Nothing in the records may be left out or altered; reproduce them all exactly.
══════
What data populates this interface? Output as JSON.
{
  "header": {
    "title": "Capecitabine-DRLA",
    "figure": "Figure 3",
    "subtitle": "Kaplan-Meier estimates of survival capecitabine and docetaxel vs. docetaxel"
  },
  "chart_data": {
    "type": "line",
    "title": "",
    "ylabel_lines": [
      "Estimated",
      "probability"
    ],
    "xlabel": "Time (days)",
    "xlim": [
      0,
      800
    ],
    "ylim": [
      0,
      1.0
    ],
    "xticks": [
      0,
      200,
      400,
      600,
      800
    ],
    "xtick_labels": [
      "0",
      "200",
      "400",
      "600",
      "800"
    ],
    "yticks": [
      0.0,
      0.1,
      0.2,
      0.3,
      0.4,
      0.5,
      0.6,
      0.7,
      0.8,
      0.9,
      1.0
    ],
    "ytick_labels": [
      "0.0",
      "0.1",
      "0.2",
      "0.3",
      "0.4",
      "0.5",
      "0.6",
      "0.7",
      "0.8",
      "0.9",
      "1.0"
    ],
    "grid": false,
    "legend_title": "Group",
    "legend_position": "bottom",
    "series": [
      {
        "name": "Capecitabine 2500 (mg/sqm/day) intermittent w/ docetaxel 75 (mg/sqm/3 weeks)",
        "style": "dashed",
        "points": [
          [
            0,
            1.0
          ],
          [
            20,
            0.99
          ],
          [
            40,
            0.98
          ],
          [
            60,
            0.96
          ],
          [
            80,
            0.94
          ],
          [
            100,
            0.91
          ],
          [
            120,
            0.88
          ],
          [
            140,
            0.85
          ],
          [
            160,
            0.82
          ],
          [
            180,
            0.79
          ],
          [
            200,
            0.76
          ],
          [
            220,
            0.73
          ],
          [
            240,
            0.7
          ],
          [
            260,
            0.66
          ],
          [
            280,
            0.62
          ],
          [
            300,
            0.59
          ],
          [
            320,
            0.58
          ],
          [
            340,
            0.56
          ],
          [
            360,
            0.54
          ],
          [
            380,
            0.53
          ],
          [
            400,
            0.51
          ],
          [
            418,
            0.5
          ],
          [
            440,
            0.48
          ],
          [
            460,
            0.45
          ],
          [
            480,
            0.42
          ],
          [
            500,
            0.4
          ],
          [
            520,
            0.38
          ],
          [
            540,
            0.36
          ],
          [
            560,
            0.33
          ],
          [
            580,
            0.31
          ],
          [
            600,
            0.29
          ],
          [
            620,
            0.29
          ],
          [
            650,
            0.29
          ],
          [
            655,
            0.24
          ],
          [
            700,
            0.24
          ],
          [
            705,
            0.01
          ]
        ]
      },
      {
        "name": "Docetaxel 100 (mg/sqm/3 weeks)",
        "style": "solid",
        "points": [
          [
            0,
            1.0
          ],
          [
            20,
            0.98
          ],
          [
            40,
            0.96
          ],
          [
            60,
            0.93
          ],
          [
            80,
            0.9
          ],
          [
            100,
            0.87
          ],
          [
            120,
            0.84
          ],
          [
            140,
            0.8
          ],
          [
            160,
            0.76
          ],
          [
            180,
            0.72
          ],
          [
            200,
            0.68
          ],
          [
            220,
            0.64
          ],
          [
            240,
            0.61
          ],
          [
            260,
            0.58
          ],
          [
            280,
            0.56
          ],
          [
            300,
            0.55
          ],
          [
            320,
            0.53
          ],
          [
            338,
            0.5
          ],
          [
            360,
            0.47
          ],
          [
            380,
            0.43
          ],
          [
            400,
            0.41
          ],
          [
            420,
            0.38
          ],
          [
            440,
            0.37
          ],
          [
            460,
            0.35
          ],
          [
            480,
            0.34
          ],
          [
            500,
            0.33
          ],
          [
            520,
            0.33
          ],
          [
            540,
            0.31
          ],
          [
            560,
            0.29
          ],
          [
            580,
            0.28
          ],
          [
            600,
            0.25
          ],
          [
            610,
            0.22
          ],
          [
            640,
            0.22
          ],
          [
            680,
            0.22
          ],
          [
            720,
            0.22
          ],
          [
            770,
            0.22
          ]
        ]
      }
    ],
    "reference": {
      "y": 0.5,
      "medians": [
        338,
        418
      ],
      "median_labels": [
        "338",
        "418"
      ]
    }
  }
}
══════
■ **Written solution**
What data populates this interface? Output as JSON.
{
  "header": {
    "title": "Capecitabine-DRLA",
    "figure": "Figure 3",
    "subtitle": "Kaplan-Meier estimates of survival capecitabine and docetaxel vs. docetaxel"
  },
  "chart_data": {
    "type": "line",
    "title": "",
    "ylabel_lines": [
      "Estimated",
      "probability"
    ],
    "xlabel": "Time (days)",
    "xlim": [
      0,
      800
    ],
    "ylim": [
      0,
      1.0
    ],
    "xticks": [
      0,
      200,
      400,
      600,
      800
    ],
    "xtick_labels": [
      "0",
      "200",
      "400",
      "600",
      "800"
    ],
    "yticks": [
      0.0,
      0.1,
      0.2,
      0.3,
      0.4,
      0.5,
      0.6,
      0.7,
      0.8,
      0.9,
      1.0
    ],
    "ytick_labels": [
      "0.0",
      "0.1",
      "0.2",
      "0.3",
      "0.4",
      "0.5",
      "0.6",
      "0.7",
      "0.8",
      "0.9",
      "1.0"
    ],
    "grid": false,
    "legend_title": "Group",
    "legend_position": "bottom",
    "series": [
      {
        "name": "Capecitabine 2500 (mg/sqm/day) intermittent w/ docetaxel 75 (mg/sqm/3 weeks)",
        "style": "dashed",
        "points": [
          [
            0,
            1.0
          ],
          [
            20,
            0.99
          ],
          [
            40,
            0.98
          ],
          [
            60,
            0.96
          ],
          [
            80,
            0.94
          ],
          [
            100,
            0.91
          ],
          [
            120,
            0.88
          ],
          [
            140,
            0.85
          ],
          [
            160,
            0.82
          ],
          [
            180,
            0.79
          ],
          [
            200,
            0.76
          ],
          [
            220,
            0.73
          ],
          [
            240,
            0.7
          ],
          [
            260,
            0.66
          ],
          [
            280,
            0.62
          ],
          [
            300,
            0.59
          ],
          [
            320,
            0.58
          ],
          [
            340,
            0.56
          ],
          [
            360,
            0.54
          ],
          [
            380,
            0.53
          ],
          [
            400,
            0.51
          ],
          [
            418,
            0.5
          ],
          [
            440,
            0.48
          ],
          [
            460,
            0.45
          ],
          [
            480,
            0.42
          ],
          [
            500,
            0.4
          ],
          [
            520,
            0.38
          ],
          [
            540,
            0.36
          ],
          [
            560,
            0.33
          ],
          [
            580,
            0.31
          ],
          [
            600,
            0.29
          ],
          [
            620,
            0.29
          ],
          [
            650,
            0.29
          ],
          [
            655,
            0.24
          ],
          [
            700,
            0.24
          ],
          [
            705,
            0.01
          ]
        ]
      },
      {
        "name": "Docetaxel 100 (mg/sqm/3 weeks)",
        "style": "solid",
        "points": [
          [
            0,
            1.0
          ],
          [
            20,
            0.98
          ],
          [
            40,
            0.96
          ],
          [
            60,
            0.93
          ],
          [
            80,
            0.9
          ],
          [
            100,
            0.87
          ],
          [
            120,
            0.84
          ],
          [
            140,
            0.8
          ],
          [
            160,
            0.76
          ],
          [
            180,
            0.72
          ],
          [
            200,
            0.68
          ],
          [
            220,
            0.64
          ],
          [
            240,
            0.61
          ],
          [
            260,
            0.58
          ],
          [
            280,
            0.56
          ],
          [
            300,
            0.55
          ],
          [
            320,
            0.53
          ],
          [
            338,
            0.5
          ],
          [
            360,
            0.47
          ],
          [
            380,
            0.43
          ],
          [
            400,
            0.41
          ],
          [
            420,
            0.38
          ],
          [
            440,
            0.37
          ],
          [
            460,
            0.35
          ],
          [
            480,
            0.34
          ],
          [
            500,
            0.33
          ],
          [
            520,
            0.33
          ],
          [
            540,
            0.31
          ],
          [
            560,
            0.29
          ],
          [
            580,
            0.28
          ],
          [
            600,
            0.25
          ],
          [
            610,
            0.22
          ],
          [
            640,
            0.22
          ],
          [
            680,
            0.22
          ],
          [
            720,
            0.22
          ],
          [
            770,
            0.22
          ]
        ]
      }
    ],
    "reference": {
      "y": 0.5,
      "medians": [
        338,
        418
      ],
      "median_labels": [
        "338",
        "418"
      ]
    }
  }
}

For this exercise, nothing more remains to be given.